§ **Task**
Count the lines in the entries below that contain the string "price", and reply with only that number.
/---
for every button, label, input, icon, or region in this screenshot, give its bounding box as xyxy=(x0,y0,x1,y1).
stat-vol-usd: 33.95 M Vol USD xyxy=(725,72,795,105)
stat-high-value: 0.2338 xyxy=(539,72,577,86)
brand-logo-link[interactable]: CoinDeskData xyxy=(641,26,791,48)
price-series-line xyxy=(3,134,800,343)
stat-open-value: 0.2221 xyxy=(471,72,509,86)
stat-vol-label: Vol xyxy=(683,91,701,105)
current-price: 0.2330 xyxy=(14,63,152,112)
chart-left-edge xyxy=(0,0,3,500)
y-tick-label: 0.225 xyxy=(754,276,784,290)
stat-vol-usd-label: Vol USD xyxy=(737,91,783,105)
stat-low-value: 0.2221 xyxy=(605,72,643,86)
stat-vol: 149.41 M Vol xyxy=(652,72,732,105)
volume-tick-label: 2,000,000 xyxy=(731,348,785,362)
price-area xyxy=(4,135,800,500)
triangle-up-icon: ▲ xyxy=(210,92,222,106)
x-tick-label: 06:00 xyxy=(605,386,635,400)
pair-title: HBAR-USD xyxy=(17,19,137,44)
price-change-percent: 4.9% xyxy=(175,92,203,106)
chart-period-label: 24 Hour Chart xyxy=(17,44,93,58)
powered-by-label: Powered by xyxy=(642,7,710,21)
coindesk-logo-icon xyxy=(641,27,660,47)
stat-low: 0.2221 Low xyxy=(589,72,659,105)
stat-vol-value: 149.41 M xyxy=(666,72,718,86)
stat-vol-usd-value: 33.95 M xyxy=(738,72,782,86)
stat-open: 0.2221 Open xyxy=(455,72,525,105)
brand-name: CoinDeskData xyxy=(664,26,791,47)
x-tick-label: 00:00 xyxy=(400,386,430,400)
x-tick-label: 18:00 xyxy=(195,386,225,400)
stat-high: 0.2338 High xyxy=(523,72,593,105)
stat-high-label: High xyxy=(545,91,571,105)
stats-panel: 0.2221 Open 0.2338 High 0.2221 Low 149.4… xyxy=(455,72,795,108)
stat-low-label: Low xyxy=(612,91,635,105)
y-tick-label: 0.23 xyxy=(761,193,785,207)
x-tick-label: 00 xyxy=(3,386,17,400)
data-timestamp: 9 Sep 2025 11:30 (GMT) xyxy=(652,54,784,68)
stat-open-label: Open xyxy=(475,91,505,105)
\---
§ **The result**
4